> [STATED TASK]
Extract each line bearing the word "Files".

> [Stored data entries]
= = = = =

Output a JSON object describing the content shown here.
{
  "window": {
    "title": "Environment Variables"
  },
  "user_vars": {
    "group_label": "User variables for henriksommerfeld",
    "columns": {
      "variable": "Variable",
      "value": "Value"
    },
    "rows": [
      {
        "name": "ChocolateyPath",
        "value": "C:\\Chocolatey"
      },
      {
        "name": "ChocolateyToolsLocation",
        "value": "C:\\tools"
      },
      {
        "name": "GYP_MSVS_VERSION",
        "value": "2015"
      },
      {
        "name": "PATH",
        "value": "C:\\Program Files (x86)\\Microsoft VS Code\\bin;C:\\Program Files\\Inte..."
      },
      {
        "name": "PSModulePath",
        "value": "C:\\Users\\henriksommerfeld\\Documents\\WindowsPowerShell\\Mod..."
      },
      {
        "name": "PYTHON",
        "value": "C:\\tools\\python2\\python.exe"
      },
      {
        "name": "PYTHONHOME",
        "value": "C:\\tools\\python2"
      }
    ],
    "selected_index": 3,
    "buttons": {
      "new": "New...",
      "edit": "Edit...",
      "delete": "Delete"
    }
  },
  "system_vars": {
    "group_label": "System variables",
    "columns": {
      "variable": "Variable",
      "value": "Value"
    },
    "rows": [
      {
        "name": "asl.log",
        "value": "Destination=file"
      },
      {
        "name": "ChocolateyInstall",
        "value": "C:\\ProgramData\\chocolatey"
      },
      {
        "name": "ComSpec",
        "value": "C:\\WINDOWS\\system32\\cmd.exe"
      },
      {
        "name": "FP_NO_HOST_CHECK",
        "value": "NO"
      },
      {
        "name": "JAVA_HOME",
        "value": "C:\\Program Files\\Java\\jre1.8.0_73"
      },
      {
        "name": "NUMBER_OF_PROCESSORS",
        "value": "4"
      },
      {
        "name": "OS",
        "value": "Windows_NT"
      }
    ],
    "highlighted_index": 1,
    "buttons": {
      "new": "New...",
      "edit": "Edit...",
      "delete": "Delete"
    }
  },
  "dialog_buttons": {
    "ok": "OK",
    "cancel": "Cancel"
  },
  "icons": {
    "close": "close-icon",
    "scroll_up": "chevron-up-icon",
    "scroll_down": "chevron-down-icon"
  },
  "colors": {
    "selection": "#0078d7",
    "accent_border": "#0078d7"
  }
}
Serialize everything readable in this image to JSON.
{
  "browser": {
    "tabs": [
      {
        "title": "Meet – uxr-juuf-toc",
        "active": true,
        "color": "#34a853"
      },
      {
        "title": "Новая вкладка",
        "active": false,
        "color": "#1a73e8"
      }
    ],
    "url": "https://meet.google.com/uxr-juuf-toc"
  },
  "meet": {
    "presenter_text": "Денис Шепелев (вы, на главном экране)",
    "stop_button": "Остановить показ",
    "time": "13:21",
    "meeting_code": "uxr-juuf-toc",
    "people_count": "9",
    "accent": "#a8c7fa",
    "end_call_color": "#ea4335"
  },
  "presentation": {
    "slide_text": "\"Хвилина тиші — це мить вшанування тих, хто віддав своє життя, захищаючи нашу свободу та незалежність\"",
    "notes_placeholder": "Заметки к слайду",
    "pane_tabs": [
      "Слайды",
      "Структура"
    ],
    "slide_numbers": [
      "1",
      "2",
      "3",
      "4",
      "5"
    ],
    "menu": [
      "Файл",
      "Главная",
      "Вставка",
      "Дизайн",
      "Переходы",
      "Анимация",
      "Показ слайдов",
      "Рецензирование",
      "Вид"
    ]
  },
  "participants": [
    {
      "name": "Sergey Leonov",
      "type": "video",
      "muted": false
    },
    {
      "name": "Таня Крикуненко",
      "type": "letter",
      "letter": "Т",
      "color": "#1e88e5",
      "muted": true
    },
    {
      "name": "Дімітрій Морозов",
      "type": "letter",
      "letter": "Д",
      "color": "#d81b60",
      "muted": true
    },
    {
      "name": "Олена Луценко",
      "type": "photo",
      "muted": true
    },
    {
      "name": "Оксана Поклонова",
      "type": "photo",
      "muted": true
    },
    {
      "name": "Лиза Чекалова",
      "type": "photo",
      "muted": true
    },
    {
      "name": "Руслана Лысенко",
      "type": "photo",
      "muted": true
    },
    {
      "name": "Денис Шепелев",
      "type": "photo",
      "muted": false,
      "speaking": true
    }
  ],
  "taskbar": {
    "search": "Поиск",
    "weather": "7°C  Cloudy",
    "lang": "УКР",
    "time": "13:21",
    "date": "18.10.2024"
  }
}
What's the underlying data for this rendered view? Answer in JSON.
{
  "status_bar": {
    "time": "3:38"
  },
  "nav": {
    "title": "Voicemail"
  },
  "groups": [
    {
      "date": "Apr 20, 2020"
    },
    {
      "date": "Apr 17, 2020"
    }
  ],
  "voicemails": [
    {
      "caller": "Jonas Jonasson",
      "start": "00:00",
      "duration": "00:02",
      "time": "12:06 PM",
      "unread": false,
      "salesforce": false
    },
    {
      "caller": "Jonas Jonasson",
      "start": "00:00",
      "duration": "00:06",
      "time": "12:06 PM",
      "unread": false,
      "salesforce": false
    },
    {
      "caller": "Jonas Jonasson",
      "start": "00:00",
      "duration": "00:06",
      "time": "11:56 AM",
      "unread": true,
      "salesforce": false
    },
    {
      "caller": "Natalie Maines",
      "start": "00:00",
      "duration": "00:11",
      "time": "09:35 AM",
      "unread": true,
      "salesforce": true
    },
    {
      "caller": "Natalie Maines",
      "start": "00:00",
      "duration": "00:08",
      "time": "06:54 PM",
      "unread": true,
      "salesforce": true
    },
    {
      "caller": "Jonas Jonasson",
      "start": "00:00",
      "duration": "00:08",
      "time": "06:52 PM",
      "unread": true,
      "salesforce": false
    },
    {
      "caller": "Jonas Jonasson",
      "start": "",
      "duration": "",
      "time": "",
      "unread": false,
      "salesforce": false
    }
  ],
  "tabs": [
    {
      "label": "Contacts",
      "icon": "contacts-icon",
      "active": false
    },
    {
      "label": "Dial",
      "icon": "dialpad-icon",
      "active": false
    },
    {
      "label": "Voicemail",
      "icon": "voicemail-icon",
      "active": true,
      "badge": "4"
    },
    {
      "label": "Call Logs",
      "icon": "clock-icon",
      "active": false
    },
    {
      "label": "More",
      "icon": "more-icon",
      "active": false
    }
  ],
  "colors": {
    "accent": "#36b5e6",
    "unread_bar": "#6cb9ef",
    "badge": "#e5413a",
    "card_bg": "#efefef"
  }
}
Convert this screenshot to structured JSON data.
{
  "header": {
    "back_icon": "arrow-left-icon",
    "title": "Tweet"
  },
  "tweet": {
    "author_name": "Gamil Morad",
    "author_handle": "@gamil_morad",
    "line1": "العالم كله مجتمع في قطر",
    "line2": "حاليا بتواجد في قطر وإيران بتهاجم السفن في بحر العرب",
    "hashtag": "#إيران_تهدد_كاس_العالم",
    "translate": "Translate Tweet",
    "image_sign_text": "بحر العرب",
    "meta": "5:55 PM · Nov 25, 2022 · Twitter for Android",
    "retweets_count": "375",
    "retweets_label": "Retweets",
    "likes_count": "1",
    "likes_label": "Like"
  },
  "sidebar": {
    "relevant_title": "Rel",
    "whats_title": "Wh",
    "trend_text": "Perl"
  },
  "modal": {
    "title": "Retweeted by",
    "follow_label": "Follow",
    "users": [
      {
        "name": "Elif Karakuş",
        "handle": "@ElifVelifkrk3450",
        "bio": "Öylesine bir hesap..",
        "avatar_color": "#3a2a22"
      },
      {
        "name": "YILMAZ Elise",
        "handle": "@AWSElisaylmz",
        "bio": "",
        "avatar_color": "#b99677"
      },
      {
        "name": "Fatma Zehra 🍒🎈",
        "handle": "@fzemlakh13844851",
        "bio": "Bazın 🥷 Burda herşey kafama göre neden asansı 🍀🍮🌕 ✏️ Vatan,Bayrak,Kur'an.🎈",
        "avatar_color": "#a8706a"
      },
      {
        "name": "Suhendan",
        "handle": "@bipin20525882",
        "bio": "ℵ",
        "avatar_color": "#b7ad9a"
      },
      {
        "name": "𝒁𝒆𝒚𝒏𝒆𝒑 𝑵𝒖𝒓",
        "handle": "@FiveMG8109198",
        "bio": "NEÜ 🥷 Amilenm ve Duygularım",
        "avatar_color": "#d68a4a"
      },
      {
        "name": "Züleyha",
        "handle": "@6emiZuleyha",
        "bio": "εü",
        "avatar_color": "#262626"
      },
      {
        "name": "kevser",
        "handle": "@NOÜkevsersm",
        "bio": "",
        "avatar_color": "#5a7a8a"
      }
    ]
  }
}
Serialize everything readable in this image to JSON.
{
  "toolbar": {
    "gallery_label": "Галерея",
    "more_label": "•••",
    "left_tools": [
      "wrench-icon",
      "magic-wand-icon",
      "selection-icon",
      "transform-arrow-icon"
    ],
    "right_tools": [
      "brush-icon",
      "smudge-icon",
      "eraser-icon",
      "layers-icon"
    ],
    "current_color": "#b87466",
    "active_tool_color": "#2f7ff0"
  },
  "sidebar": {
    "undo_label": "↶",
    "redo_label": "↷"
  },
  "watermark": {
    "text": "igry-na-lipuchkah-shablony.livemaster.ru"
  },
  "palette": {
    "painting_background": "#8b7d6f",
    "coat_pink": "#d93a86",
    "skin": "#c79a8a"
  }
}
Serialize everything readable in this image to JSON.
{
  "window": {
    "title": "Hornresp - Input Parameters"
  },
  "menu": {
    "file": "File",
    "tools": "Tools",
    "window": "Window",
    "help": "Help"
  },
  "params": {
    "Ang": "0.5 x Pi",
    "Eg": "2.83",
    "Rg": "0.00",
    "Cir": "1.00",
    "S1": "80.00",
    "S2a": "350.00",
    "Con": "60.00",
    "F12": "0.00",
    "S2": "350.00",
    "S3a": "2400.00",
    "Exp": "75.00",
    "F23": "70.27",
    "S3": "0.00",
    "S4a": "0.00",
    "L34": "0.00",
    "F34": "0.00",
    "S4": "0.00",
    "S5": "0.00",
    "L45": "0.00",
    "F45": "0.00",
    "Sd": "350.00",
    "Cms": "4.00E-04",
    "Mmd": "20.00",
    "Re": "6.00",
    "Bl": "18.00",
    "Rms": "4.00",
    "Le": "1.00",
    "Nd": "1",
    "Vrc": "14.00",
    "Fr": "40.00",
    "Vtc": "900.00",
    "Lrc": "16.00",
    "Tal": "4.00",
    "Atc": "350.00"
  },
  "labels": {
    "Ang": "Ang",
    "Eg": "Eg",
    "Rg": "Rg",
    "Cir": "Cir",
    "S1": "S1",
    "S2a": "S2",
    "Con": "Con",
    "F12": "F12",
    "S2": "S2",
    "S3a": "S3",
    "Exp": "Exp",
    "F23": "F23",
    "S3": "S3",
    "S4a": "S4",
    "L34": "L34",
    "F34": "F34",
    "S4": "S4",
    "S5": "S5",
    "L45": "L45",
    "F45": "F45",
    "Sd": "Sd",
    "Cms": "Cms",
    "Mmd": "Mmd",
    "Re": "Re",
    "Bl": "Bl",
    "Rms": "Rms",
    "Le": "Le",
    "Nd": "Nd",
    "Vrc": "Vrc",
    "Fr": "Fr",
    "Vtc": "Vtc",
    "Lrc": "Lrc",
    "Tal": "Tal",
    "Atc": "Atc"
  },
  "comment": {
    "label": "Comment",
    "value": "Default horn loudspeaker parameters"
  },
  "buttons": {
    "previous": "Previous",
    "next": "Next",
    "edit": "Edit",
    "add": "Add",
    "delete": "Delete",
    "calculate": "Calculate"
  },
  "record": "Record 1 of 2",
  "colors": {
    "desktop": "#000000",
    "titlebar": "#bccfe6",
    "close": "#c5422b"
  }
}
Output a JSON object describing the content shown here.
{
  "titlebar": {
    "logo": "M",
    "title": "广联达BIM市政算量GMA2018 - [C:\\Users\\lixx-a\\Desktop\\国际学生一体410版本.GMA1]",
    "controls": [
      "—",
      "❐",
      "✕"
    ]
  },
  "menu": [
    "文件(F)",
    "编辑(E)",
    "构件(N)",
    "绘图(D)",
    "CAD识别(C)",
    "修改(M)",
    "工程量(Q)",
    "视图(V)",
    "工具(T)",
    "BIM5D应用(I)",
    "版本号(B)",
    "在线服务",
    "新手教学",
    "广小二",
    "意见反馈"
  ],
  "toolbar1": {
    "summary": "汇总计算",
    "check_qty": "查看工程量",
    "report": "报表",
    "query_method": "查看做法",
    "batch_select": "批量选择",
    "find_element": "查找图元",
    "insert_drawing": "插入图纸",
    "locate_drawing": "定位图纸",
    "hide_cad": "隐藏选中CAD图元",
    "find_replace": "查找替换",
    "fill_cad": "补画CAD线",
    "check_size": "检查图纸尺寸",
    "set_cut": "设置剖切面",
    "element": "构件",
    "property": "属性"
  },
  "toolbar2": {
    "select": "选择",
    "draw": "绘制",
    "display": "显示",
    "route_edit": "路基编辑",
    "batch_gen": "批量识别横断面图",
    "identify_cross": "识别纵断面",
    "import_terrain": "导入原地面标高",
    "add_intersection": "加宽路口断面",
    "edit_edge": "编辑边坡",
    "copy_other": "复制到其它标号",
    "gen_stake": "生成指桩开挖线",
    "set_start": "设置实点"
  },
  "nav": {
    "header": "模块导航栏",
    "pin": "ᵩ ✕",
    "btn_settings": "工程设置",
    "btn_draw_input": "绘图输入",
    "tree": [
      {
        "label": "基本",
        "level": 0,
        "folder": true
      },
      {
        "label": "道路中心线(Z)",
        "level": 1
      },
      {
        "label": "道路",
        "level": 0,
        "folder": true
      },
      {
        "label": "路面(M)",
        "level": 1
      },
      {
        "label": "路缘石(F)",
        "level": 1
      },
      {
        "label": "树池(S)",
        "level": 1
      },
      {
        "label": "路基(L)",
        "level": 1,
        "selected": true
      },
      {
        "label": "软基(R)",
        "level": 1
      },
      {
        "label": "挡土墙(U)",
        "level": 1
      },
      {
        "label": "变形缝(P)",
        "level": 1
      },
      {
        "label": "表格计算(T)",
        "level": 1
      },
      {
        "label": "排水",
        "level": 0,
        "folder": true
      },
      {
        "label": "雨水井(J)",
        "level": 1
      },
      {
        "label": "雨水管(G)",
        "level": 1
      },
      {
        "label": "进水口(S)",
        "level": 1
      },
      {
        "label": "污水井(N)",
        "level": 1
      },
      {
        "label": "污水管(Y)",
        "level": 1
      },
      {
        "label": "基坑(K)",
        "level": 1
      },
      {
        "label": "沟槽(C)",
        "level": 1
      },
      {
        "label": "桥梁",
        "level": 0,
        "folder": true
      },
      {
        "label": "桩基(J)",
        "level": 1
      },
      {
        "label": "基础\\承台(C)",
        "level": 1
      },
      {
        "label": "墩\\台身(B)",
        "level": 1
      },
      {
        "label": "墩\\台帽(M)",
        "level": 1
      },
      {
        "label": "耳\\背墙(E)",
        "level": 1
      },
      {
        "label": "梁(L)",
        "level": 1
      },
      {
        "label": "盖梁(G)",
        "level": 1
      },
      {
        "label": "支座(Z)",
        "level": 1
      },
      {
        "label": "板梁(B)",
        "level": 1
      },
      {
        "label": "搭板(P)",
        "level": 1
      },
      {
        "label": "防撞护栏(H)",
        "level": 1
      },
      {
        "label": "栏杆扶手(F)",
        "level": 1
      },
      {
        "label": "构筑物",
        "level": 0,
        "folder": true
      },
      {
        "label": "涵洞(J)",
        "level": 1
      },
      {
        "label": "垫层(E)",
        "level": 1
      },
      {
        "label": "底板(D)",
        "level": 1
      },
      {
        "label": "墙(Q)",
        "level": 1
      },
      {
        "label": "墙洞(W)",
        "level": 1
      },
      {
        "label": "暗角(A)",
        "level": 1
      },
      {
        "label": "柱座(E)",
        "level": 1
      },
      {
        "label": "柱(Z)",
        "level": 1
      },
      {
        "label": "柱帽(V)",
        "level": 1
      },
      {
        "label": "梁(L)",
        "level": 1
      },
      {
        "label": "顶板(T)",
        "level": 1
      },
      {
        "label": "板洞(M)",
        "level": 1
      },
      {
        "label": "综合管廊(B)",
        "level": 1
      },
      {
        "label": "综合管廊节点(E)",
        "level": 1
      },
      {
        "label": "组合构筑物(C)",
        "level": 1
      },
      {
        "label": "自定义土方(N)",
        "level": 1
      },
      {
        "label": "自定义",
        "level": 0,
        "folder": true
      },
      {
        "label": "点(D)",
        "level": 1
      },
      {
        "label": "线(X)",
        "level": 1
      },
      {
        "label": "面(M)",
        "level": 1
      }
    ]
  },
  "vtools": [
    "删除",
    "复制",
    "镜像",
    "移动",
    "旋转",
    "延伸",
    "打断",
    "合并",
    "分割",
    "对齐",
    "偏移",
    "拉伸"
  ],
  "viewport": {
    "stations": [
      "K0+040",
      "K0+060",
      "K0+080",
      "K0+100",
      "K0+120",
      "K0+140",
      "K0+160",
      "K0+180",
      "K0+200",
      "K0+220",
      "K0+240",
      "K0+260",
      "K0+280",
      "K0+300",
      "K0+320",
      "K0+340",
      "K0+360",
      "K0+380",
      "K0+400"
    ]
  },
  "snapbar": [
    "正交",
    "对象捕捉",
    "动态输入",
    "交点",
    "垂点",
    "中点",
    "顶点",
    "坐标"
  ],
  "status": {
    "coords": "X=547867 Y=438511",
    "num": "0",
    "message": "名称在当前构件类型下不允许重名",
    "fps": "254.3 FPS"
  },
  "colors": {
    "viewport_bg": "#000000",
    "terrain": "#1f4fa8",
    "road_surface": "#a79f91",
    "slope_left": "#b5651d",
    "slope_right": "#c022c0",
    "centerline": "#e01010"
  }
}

= = = = =

> [FINISHED TASK]
        "value": "C:\\Program Files (x86)\\Microsoft VS Code\\bin;C:\\Program Files\\Inte..."
        "value": "C:\\Program Files\\Java\\jre1.8.0_73"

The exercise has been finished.